Task brief:
Set the listing down again exactly, please, apart from its pictures.

************

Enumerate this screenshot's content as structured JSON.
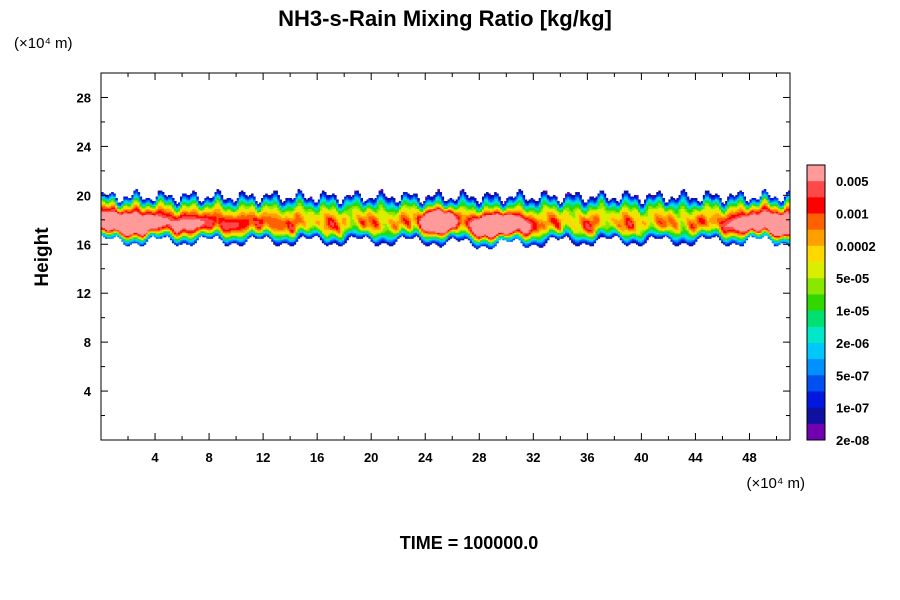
{
  "chart_data": {
    "type": "heatmap",
    "title": "NH3-s-Rain Mixing Ratio [kg/kg]",
    "xlabel": "",
    "ylabel": "Height",
    "x_unit": "(×10⁴ m)",
    "y_unit": "(×10⁴ m)",
    "xlim": [
      0,
      51
    ],
    "ylim": [
      0,
      30
    ],
    "x_ticks": [
      "4",
      "8",
      "12",
      "16",
      "20",
      "24",
      "28",
      "32",
      "36",
      "40",
      "44",
      "48"
    ],
    "y_ticks": [
      "4",
      "8",
      "12",
      "16",
      "20",
      "24",
      "28"
    ],
    "colorbar": {
      "labels": [
        "0.005",
        "0.001",
        "0.0002",
        "5e-05",
        "1e-05",
        "2e-06",
        "5e-07",
        "1e-07",
        "2e-08"
      ],
      "colors": [
        "#ff9a9a",
        "#ff4848",
        "#ff0000",
        "#ff6000",
        "#ffa000",
        "#ffd800",
        "#d8f000",
        "#88e800",
        "#30d800",
        "#00e070",
        "#00e8c8",
        "#00c8ff",
        "#0090ff",
        "#0050f0",
        "#0018e0",
        "#1010a0",
        "#7000b0"
      ]
    },
    "layer": {
      "bottom_height": 16,
      "top_height": 20.4,
      "max_category": "0.005",
      "hotspots_x": [
        2,
        6,
        25,
        29.5,
        49.5
      ]
    },
    "footer": "TIME = 100000.0"
  }
}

************

Solution for this problem:
Enumerate this screenshot's content as structured JSON.
{
  "chart_data": {
    "type": "heatmap",
    "title": "NH3-s-Rain Mixing Ratio [kg/kg]",
    "xlabel": "",
    "ylabel": "Height",
    "x_unit": "(×10⁴ m)",
    "y_unit": "(×10⁴ m)",
    "xlim": [
      0,
      51
    ],
    "ylim": [
      0,
      30
    ],
    "x_ticks": [
      "4",
      "8",
      "12",
      "16",
      "20",
      "24",
      "28",
      "32",
      "36",
      "40",
      "44",
      "48"
    ],
    "y_ticks": [
      "4",
      "8",
      "12",
      "16",
      "20",
      "24",
      "28"
    ],
    "colorbar": {
      "labels": [
        "0.005",
        "0.001",
        "0.0002",
        "5e-05",
        "1e-05",
        "2e-06",
        "5e-07",
        "1e-07",
        "2e-08"
      ],
      "colors": [
        "#ff9a9a",
        "#ff4848",
        "#ff0000",
        "#ff6000",
        "#ffa000",
        "#ffd800",
        "#d8f000",
        "#88e800",
        "#30d800",
        "#00e070",
        "#00e8c8",
        "#00c8ff",
        "#0090ff",
        "#0050f0",
        "#0018e0",
        "#1010a0",
        "#7000b0"
      ]
    },
    "layer": {
      "bottom_height": 16,
      "top_height": 20.4,
      "max_category": "0.005",
      "hotspots_x": [
        2,
        6,
        25,
        29.5,
        49.5
      ]
    },
    "footer": "TIME = 100000.0"
  }
}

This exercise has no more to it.